** BEGIN SUPPLIED RECORDS **

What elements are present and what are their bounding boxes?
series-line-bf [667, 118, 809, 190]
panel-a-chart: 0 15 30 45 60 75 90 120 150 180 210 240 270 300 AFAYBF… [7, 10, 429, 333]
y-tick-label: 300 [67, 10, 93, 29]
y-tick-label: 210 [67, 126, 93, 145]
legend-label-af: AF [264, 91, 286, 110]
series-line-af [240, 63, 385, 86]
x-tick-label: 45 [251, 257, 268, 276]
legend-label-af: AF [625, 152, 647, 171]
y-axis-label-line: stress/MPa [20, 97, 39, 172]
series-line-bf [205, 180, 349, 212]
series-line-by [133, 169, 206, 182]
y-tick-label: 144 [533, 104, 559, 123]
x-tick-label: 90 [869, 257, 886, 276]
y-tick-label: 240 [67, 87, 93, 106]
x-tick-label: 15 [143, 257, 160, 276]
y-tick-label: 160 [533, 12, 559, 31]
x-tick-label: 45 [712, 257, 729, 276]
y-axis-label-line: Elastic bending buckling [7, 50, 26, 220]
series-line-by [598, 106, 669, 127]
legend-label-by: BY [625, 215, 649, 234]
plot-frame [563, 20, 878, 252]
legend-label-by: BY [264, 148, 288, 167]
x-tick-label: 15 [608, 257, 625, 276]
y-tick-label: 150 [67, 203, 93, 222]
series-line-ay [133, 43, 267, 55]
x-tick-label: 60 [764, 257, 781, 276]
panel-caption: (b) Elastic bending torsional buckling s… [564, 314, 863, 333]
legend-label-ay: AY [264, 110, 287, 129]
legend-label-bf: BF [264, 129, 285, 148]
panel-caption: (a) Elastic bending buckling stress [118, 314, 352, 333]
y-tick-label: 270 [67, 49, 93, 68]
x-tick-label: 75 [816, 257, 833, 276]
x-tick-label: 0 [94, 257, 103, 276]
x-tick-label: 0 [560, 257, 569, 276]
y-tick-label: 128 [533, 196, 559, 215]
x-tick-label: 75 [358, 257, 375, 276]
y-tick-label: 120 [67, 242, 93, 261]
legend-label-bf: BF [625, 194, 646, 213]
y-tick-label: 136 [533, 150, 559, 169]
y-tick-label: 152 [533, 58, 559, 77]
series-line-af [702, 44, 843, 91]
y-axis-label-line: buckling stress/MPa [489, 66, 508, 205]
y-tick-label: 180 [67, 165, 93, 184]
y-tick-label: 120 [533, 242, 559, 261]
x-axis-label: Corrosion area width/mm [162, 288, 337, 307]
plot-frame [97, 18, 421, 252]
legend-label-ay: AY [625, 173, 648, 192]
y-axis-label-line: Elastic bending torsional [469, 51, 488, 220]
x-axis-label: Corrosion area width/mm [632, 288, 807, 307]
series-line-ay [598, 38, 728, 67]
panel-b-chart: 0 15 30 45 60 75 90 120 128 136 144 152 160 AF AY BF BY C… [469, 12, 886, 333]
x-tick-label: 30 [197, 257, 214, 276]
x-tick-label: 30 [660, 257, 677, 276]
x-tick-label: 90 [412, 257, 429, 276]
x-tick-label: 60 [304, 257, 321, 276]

** END SUPPLIED RECORDS **

Take the material from its beginning through the line containing "x-tick-label: 45 [712, 257, 729, 276]", and swap every "y-tick-label" for "y-axis-tick" in those lines. Leave everything else unchanged.

What elements are present and what are their bounding boxes?
series-line-bf [667, 118, 809, 190]
panel-a-chart: 0 15 30 45 60 75 90 120 150 180 210 240 270 300 AFAYBF… [7, 10, 429, 333]
y-axis-tick: 300 [67, 10, 93, 29]
y-axis-tick: 210 [67, 126, 93, 145]
legend-label-af: AF [264, 91, 286, 110]
series-line-af [240, 63, 385, 86]
x-tick-label: 45 [251, 257, 268, 276]
legend-label-af: AF [625, 152, 647, 171]
y-axis-label-line: stress/MPa [20, 97, 39, 172]
series-line-bf [205, 180, 349, 212]
series-line-by [133, 169, 206, 182]
y-axis-tick: 144 [533, 104, 559, 123]
x-tick-label: 90 [869, 257, 886, 276]
y-axis-tick: 240 [67, 87, 93, 106]
x-tick-label: 15 [143, 257, 160, 276]
y-axis-tick: 160 [533, 12, 559, 31]
x-tick-label: 45 [712, 257, 729, 276]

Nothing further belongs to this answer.